Stated exercise → The records that follow must be reproduced in full, exactly as written.

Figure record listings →
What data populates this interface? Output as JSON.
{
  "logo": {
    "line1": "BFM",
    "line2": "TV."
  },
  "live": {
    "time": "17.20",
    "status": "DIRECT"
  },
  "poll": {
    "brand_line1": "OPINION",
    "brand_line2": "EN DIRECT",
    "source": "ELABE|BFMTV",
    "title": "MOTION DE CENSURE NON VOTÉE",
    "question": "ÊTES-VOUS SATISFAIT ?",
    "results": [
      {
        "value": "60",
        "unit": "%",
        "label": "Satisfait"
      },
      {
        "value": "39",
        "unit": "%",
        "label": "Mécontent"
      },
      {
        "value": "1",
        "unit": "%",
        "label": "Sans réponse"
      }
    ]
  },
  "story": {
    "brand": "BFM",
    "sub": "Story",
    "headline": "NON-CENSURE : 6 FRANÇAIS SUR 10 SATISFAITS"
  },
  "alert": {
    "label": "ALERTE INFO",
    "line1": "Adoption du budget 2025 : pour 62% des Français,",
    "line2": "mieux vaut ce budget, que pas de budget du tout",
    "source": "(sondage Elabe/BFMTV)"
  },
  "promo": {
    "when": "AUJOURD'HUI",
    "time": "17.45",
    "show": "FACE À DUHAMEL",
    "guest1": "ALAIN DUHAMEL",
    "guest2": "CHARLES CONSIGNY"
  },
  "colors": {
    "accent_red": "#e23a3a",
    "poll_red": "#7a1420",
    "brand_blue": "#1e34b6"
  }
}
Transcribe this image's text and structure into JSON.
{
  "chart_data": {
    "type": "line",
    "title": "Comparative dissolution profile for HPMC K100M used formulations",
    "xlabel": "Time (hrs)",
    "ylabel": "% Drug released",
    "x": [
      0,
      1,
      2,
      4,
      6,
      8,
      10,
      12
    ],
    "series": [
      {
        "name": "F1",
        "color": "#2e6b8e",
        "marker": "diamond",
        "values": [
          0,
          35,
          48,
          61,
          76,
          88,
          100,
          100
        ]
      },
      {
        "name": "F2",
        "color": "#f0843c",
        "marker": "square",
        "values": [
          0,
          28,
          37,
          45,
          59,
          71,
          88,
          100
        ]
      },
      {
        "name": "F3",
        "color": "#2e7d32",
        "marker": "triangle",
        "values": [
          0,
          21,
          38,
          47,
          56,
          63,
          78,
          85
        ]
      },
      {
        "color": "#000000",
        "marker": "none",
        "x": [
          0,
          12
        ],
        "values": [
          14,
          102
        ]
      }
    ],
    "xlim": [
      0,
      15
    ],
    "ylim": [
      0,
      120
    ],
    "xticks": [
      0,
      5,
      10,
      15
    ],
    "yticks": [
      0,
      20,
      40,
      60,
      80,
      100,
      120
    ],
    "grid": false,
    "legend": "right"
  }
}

Task output →
What data populates this interface? Output as JSON.
{
  "logo": {
    "line1": "BFM",
    "line2": "TV."
  },
  "live": {
    "time": "17.20",
    "status": "DIRECT"
  },
  "poll": {
    "brand_line1": "OPINION",
    "brand_line2": "EN DIRECT",
    "source": "ELABE|BFMTV",
    "title": "MOTION DE CENSURE NON VOTÉE",
    "question": "ÊTES-VOUS SATISFAIT ?",
    "results": [
      {
        "value": "60",
        "unit": "%",
        "label": "Satisfait"
      },
      {
        "value": "39",
        "unit": "%",
        "label": "Mécontent"
      },
      {
        "value": "1",
        "unit": "%",
        "label": "Sans réponse"
      }
    ]
  },
  "story": {
    "brand": "BFM",
    "sub": "Story",
    "headline": "NON-CENSURE : 6 FRANÇAIS SUR 10 SATISFAITS"
  },
  "alert": {
    "label": "ALERTE INFO",
    "line1": "Adoption du budget 2025 : pour 62% des Français,",
    "line2": "mieux vaut ce budget, que pas de budget du tout",
    "source": "(sondage Elabe/BFMTV)"
  },
  "promo": {
    "when": "AUJOURD'HUI",
    "time": "17.45",
    "show": "FACE À DUHAMEL",
    "guest1": "ALAIN DUHAMEL",
    "guest2": "CHARLES CONSIGNY"
  },
  "colors": {
    "accent_red": "#e23a3a",
    "poll_red": "#7a1420",
    "brand_blue": "#1e34b6"
  }
}
Transcribe this image's text and structure into JSON.
{
  "chart_data": {
    "type": "line",
    "title": "Comparative dissolution profile for HPMC K100M used formulations",
    "xlabel": "Time (hrs)",
    "ylabel": "% Drug released",
    "x": [
      0,
      1,
      2,
      4,
      6,
      8,
      10,
      12
    ],
    "series": [
      {
        "name": "F1",
        "color": "#2e6b8e",
        "marker": "diamond",
        "values": [
          0,
          35,
          48,
          61,
          76,
          88,
          100,
          100
        ]
      },
      {
        "name": "F2",
        "color": "#f0843c",
        "marker": "square",
        "values": [
          0,
          28,
          37,
          45,
          59,
          71,
          88,
          100
        ]
      },
      {
        "name": "F3",
        "color": "#2e7d32",
        "marker": "triangle",
        "values": [
          0,
          21,
          38,
          47,
          56,
          63,
          78,
          85
        ]
      },
      {
        "color": "#000000",
        "marker": "none",
        "x": [
          0,
          12
        ],
        "values": [
          14,
          102
        ]
      }
    ],
    "xlim": [
      0,
      15
    ],
    "ylim": [
      0,
      120
    ],
    "xticks": [
      0,
      5,
      10,
      15
    ],
    "yticks": [
      0,
      20,
      40,
      60,
      80,
      100,
      120
    ],
    "grid": false,
    "legend": "right"
  }
}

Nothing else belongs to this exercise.